» Problem description
Each line of the material below that holds the word "from" needs to be copied.

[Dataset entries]
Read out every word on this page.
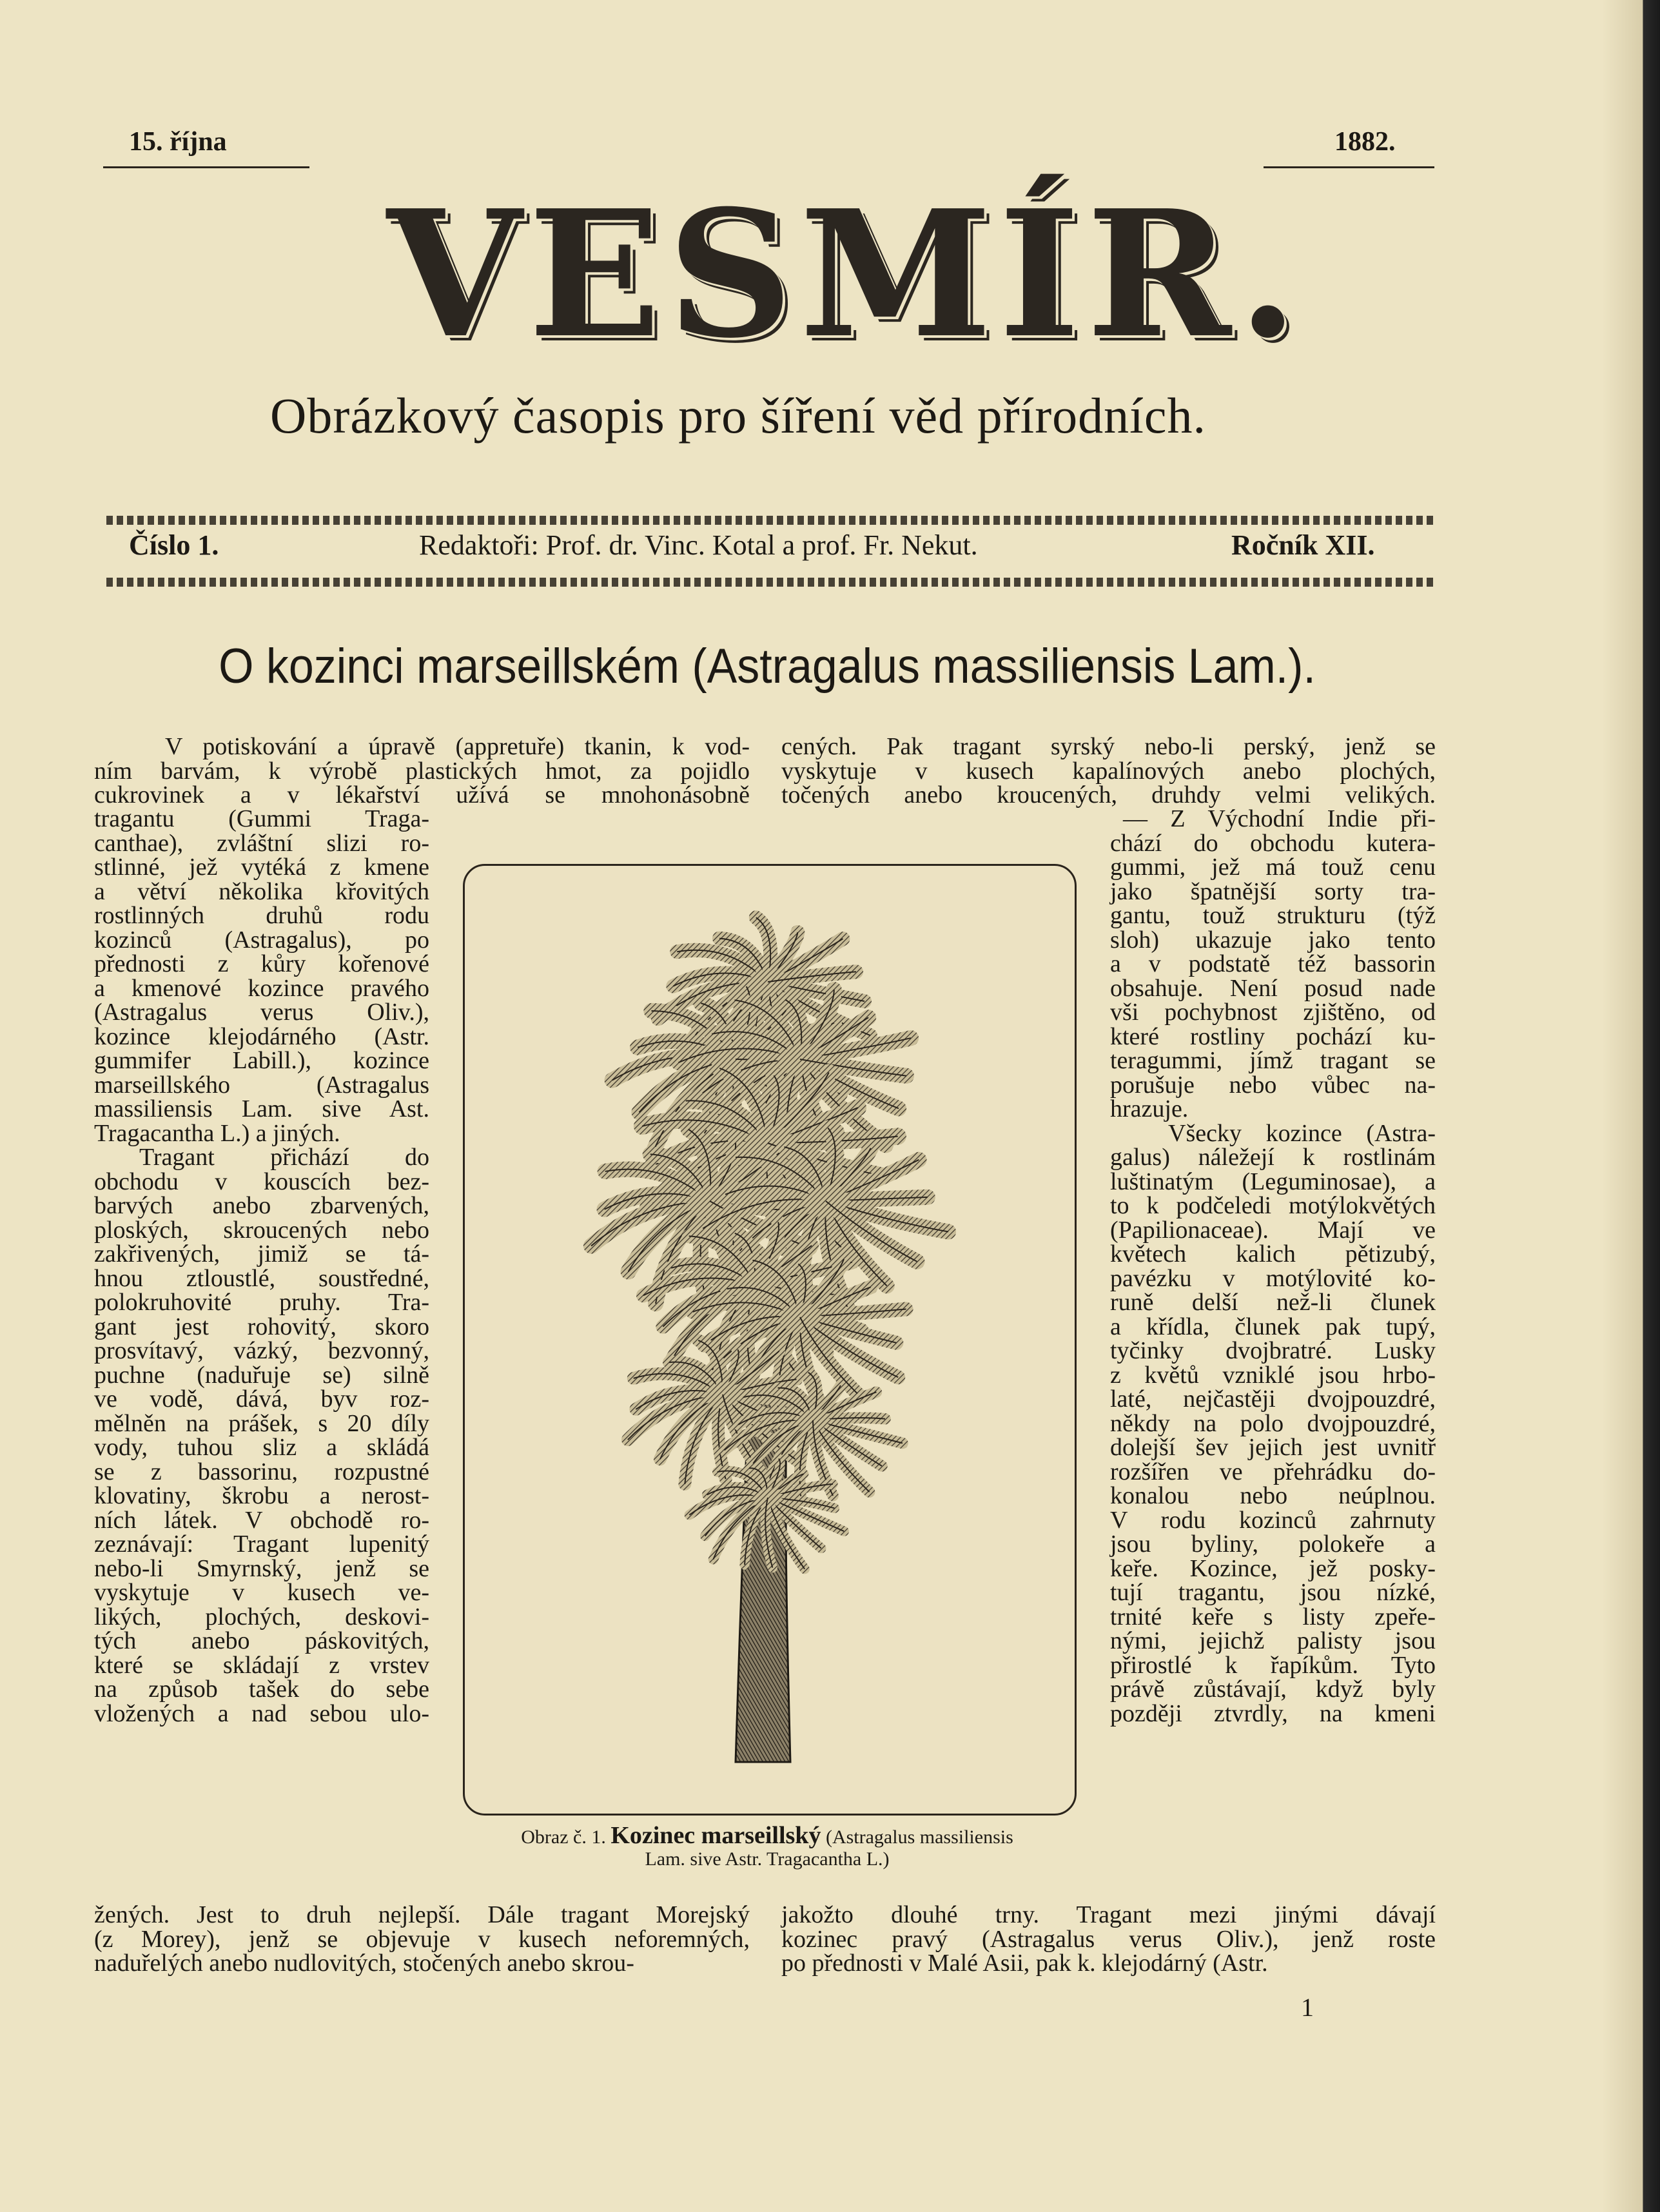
15. října	1882.
VESMÍR.
Obrázkový časopis pro šíření věd přírodních.
Číslo 1.	Redaktoři: Prof. dr. Vinc. Kotal a prof. Fr. Nekut.	Ročník XII.
O kozinci marseillském (Astragalus massiliensis Lam.).
V potiskování a úpravě (appretuře) tkanin, k vod-
ním barvám, k výrobě plastických hmot, za pojidlo
cukrovinek a v lékařství užívá se mnohonásobně
tragantu (Gummi Traga-
canthae), zvláštní slizi ro-
stlinné, jež vytéká z kmene
a větví několika křovitých
rostlinných druhů rodu
kozinců (Astragalus), po
přednosti z kůry kořenové
a kmenové kozince pravého
(Astragalus verus Oliv.),
kozince klejodárného (Astr.
gummifer Labill.), kozince
marseillského (Astragalus
massiliensis Lam. sive Ast.
Tragacantha L.) a jiných.
Tragant přichází do
obchodu v kouscích bez-
barvých anebo zbarvených,
ploských, skroucených nebo
zakřivených, jimiž se tá-
hnou ztloustlé, soustředné,
polokruhovité pruhy. Tra-
gant jest rohovitý, skoro
prosvítavý, vázký, bezvonný,
puchne (naduřuje se) silně
ve vodě, dává, byv roz-
mělněn na prášek, s 20 díly
vody, tuhou sliz a skládá
se z bassorinu, rozpustné
klovatiny, škrobu a nerost-
ních látek. V obchodě ro-
zeznávají: Tragant lupenitý
nebo-li Smyrnský, jenž se
vyskytuje v kusech ve-
likých, plochých, deskovi-
tých anebo páskovitých,
které se skládají z vrstev
na způsob tašek do sebe
vložených a nad sebou ulo-
žených. Jest to druh nejlepší. Dále tragant Morejský
(z Morey), jenž se objevuje v kusech neforemných,
naduřelých anebo nudlovitých, stočených anebo skrou-
cených. Pak tragant syrský nebo-li perský, jenž se
vyskytuje v kusech kapalínových anebo plochých,
točených anebo kroucených, druhdy velmi velikých.
— Z Východní Indie při-
chází do obchodu kutera-
gummi, jež má touž cenu
jako špatnější sorty tra-
gantu, touž strukturu (týž
sloh) ukazuje jako tento
a v podstatě též bassorin
obsahuje. Není posud nade
vši pochybnost zjištěno, od
které rostliny pochází ku-
teragummi, jímž tragant se
porušuje nebo vůbec na-
hrazuje.
Všecky kozince (Astra-
galus) náležejí k rostlinám
luštinatým (Leguminosae), a
to k podčeledi motýlokvětých
(Papilionaceae). Mají ve
květech kalich pětizubý,
pavézku v motýlovité ko-
runě delší než-li člunek
a křídla, člunek pak tupý,
tyčinky dvojbratré. Lusky
z květů vzniklé jsou hrbo-
laté, nejčastěji dvojpouzdré,
někdy na polo dvojpouzdré,
dolejší šev jejich jest uvnitř
rozšířen ve přehrádku do-
konalou nebo neúplnou.
V rodu kozinců zahrnuty
jsou byliny, polokeře a
keře. Kozince, jež posky-
tují tragantu, jsou nízké,
trnité keře s listy zpeře-
nými, jejichž palisty jsou
přirostlé k řapíkům. Tyto
právě zůstávají, když byly
později ztvrdly, na kmeni
jakožto dlouhé trny. Tragant mezi jinými dávají
kozinec pravý (Astragalus verus Oliv.), jenž roste
po přednosti v Malé Asii, pak k. klejodárný (Astr.
Obraz č. 1. Kozinec marseillský (Astragalus massiliensis
Lam. sive Astr. Tragacantha L.)
1
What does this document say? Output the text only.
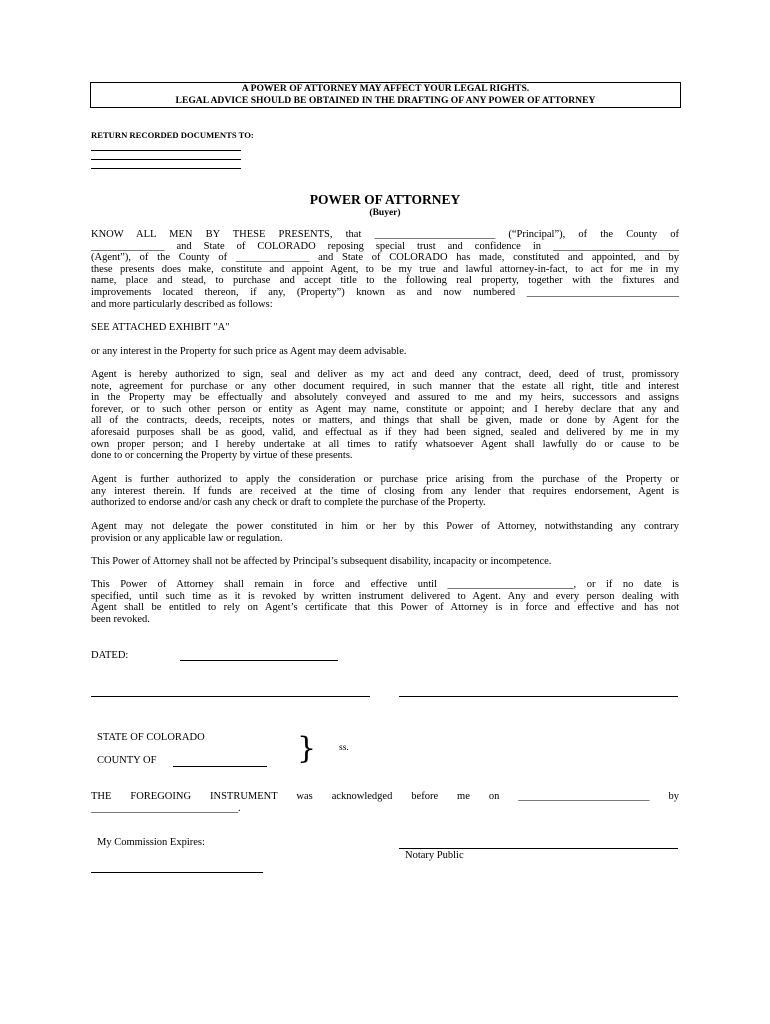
A POWER OF ATTORNEY MAY AFFECT YOUR LEGAL RIGHTS.
LEGAL ADVICE SHOULD BE OBTAINED IN THE DRAFTING OF ANY POWER OF ATTORNEY
RETURN RECORDED DOCUMENTS TO:
POWER OF ATTORNEY
(Buyer)
KNOW ALL MEN BY THESE PRESENTS, that _______________________ (“Principal”), of the County of
______________ and State of COLORADO reposing special trust and confidence in ________________________
(Agent”), of the County of ______________ and State of COLORADO has made, constituted and appointed, and by
these presents does make, constitute and appoint Agent, to be my true and lawful attorney-in-fact, to act for me in my
name, place and stead, to purchase and accept title to the following real property, together with the fixtures and
improvements located thereon, if any, (Property”) known as and now numbered _____________________________
and more particularly described as follows:
SEE ATTACHED EXHIBIT "A"
or any interest in the Property for such price as Agent may deem advisable.
Agent is hereby authorized to sign, seal and deliver as my act and deed any contract, deed, deed of trust, promissory
note, agreement for purchase or any other document required, in such manner that the estate all right, title and interest
in the Property may be effectually and absolutely conveyed and assured to me and my heirs, successors and assigns
forever, or to such other person or entity as Agent may name, constitute or appoint; and I hereby declare that any and
all of the contracts, deeds, receipts, notes or matters, and things that shall be given, made or done by Agent for the
aforesaid purposes shall be as good, valid, and effectual as if they had been signed, sealed and delivered by me in my
own proper person; and I hereby undertake at all times to ratify whatsoever Agent shall lawfully do or cause to be
done to or concerning the Property by virtue of these presents.
Agent is further authorized to apply the consideration or purchase price arising from the purchase of the Property or
any interest therein. If funds are received at the time of closing from any lender that requires endorsement, Agent is
authorized to endorse and/or cash any check or draft to complete the purchase of the Property.
Agent may not delegate the power constituted in him or her by this Power of Attorney, notwithstanding any contrary
provision or any applicable law or regulation.
This Power of Attorney shall not be affected by Principal’s subsequent disability, incapacity or incompetence.
This Power of Attorney shall remain in force and effective until ________________________, or if no date is
specified, until such time as it is revoked by written instrument delivered to Agent. Any and every person dealing with
Agent shall be entitled to rely on Agent’s certificate that this Power of Attorney is in force and effective and has not
been revoked.
DATED:
STATE OF COLORADO
COUNTY OF	} ss.
THE FOREGOING INSTRUMENT was acknowledged before me on _________________________ by
____________________________.
My Commission Expires:
Notary Public
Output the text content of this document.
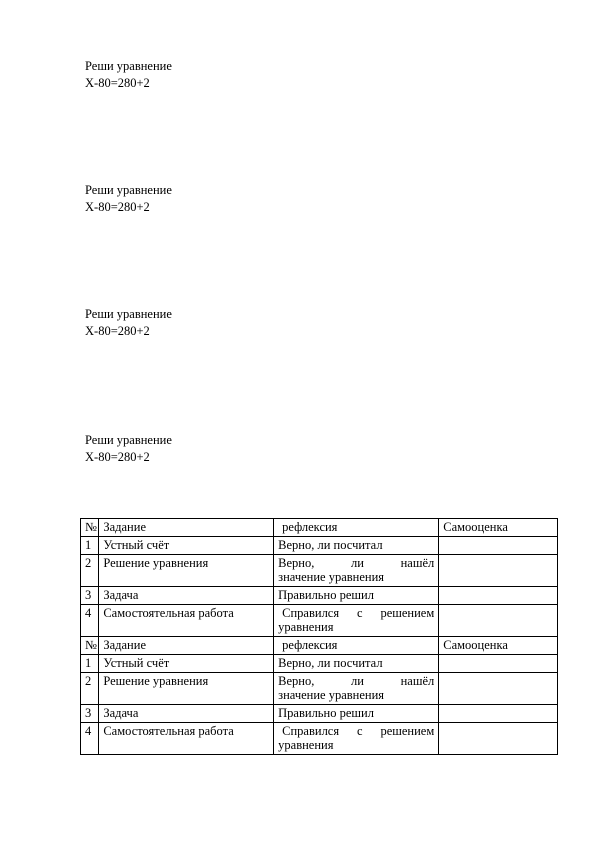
Реши уравнение
X-80=280+2
Реши уравнение
X-80=280+2
Реши уравнение
X-80=280+2
Реши уравнение
X-80=280+2
№	Задание	рефлексия	Самооценка
1	Устный счёт	Верно, ли посчитал	

2	Решение уравнения	Верно, ли нашёл
значение уравнения	

3	Задача	Правильно решил	

4	Самостоятельная работа	Справился с решением
уравнения	

№	Задание	рефлексия	Самооценка
1	Устный счёт	Верно, ли посчитал	

2	Решение уравнения	Верно, ли нашёл
значение уравнения	

3	Задача	Правильно решил	

4	Самостоятельная работа	Справился с решением
уравнения	
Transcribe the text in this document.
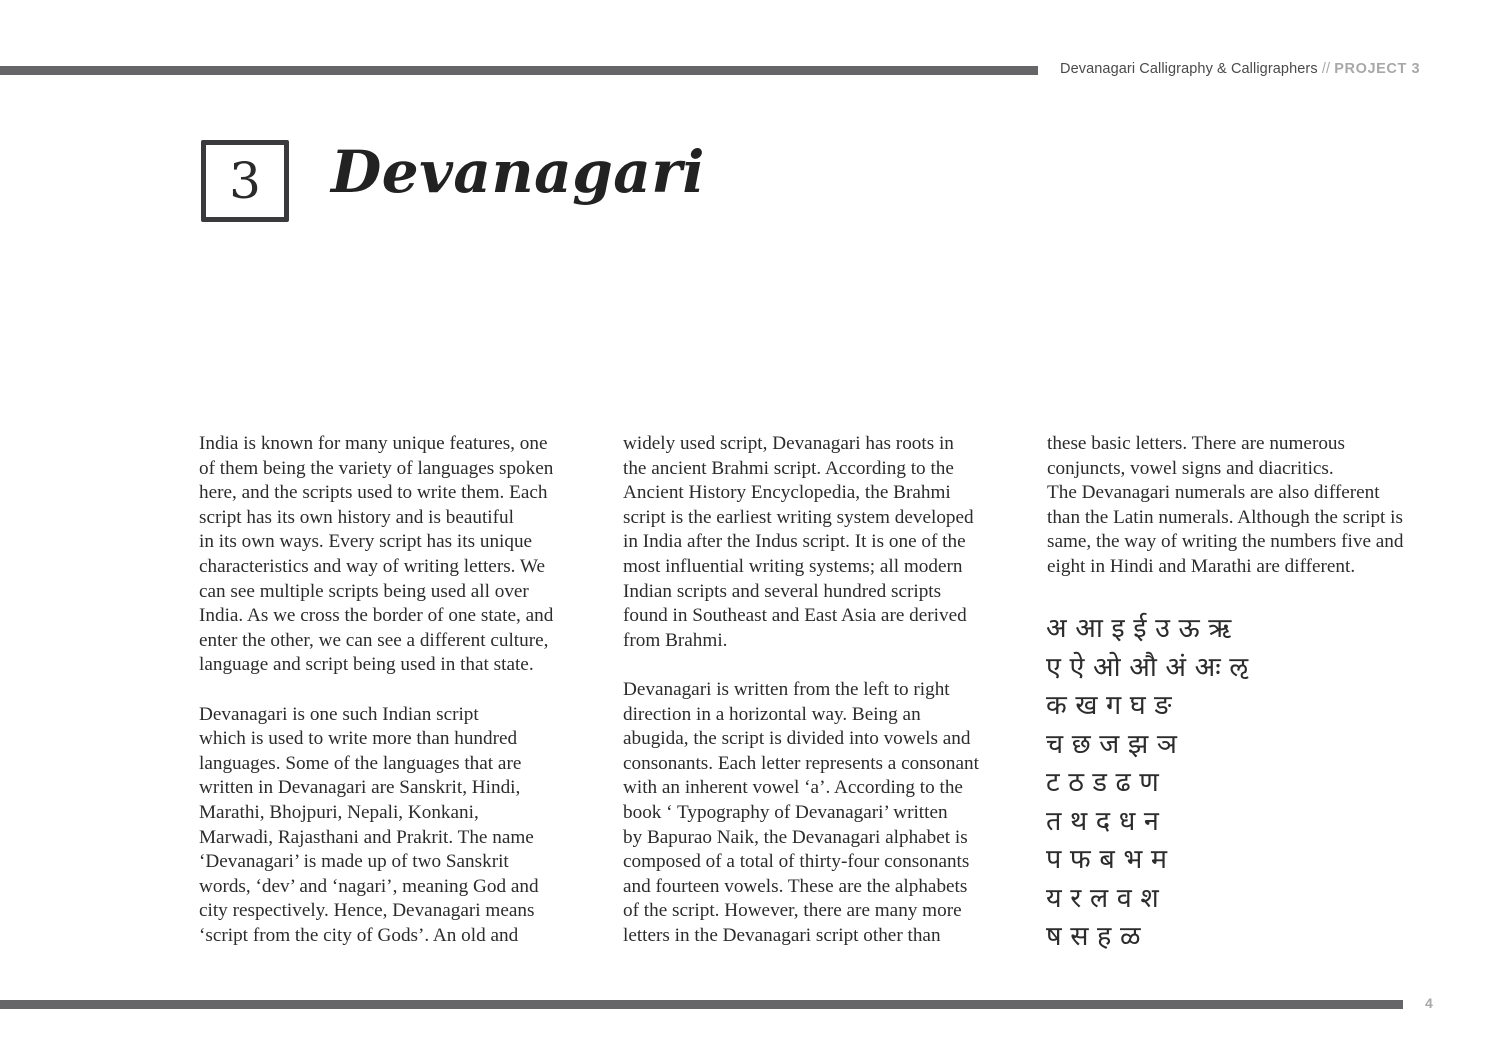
Devanagari Calligraphy & Calligraphers // PROJECT 3
3	Devanagari

India is known for many unique features, one
of them being the variety of languages spoken
here, and the scripts used to write them. Each
script has its own history and is beautiful
in its own ways. Every script has its unique
characteristics and way of writing letters. We
can see multiple scripts being used all over
India. As we cross the border of one state, and
enter the other, we can see a different culture,
language and script being used in that state.

Devanagari is one such Indian script
which is used to write more than hundred
languages. Some of the languages that are
written in Devanagari are Sanskrit, Hindi,
Marathi, Bhojpuri, Nepali, Konkani,
Marwadi, Rajasthani and Prakrit. The name
‘Devanagari’ is made up of two Sanskrit
words, ‘dev’ and ‘nagari’, meaning God and
city respectively. Hence, Devanagari means
‘script from the city of Gods’. An old and

widely used script, Devanagari has roots in
the ancient Brahmi script. According to the
Ancient History Encyclopedia, the Brahmi
script is the earliest writing system developed
in India after the Indus script. It is one of the
most influential writing systems; all modern
Indian scripts and several hundred scripts
found in Southeast and East Asia are derived
from Brahmi.

Devanagari is written from the left to right
direction in a horizontal way. Being an
abugida, the script is divided into vowels and
consonants. Each letter represents a consonant
with an inherent vowel ‘a’. According to the
book ‘ Typography of Devanagari’ written
by Bapurao Naik, the Devanagari alphabet is
composed of a total of thirty-four consonants
and fourteen vowels. These are the alphabets
of the script. However, there are many more
letters in the Devanagari script other than

these basic letters. There are numerous
conjuncts, vowel signs and diacritics.
The Devanagari numerals are also different
than the Latin numerals. Although the script is
same, the way of writing the numbers five and
eight in Hindi and Marathi are different.

अ आ इ ई उ ऊ ऋ
ए ऐ ओ औ अं अः ऌ
क ख ग घ ङ
च छ ज झ ञ
ट ठ ड ढ ण
त थ द ध न
प फ ब भ म
य र ल व श
ष स ह ळ
4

» Exercise response
Agent is further authorized to apply the consideration or purchase price arising from the purchase of the Property or
any interest therein. If funds are received at the time of closing from any lender that requires endorsement, Agent is
‘script from the city of Gods’. An old and
from Brahmi.
Devanagari is written from the left to right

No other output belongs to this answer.